**Objective:** Would you retype all of these records exactly?

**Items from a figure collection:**

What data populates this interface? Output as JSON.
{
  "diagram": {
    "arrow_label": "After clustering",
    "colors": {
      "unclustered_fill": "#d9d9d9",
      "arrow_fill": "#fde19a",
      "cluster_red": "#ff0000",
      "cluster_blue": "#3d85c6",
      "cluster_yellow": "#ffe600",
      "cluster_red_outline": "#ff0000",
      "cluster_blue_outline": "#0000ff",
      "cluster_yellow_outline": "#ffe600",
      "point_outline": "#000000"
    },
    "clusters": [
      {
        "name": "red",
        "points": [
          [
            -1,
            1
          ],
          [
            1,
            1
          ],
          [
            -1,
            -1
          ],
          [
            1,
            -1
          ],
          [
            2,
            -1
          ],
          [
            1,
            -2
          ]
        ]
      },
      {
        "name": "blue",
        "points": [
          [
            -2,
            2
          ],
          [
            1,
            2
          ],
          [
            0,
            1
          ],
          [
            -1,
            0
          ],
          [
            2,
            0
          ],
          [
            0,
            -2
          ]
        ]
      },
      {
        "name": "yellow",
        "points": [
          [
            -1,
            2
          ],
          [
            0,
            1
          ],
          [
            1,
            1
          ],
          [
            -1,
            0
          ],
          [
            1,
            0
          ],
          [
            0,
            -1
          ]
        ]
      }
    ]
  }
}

**Full answer:**
What data populates this interface? Output as JSON.
{
  "diagram": {
    "arrow_label": "After clustering",
    "colors": {
      "unclustered_fill": "#d9d9d9",
      "arrow_fill": "#fde19a",
      "cluster_red": "#ff0000",
      "cluster_blue": "#3d85c6",
      "cluster_yellow": "#ffe600",
      "cluster_red_outline": "#ff0000",
      "cluster_blue_outline": "#0000ff",
      "cluster_yellow_outline": "#ffe600",
      "point_outline": "#000000"
    },
    "clusters": [
      {
        "name": "red",
        "points": [
          [
            -1,
            1
          ],
          [
            1,
            1
          ],
          [
            -1,
            -1
          ],
          [
            1,
            -1
          ],
          [
            2,
            -1
          ],
          [
            1,
            -2
          ]
        ]
      },
      {
        "name": "blue",
        "points": [
          [
            -2,
            2
          ],
          [
            1,
            2
          ],
          [
            0,
            1
          ],
          [
            -1,
            0
          ],
          [
            2,
            0
          ],
          [
            0,
            -2
          ]
        ]
      },
      {
        "name": "yellow",
        "points": [
          [
            -1,
            2
          ],
          [
            0,
            1
          ],
          [
            1,
            1
          ],
          [
            -1,
            0
          ],
          [
            1,
            0
          ],
          [
            0,
            -1
          ]
        ]
      }
    ]
  }
}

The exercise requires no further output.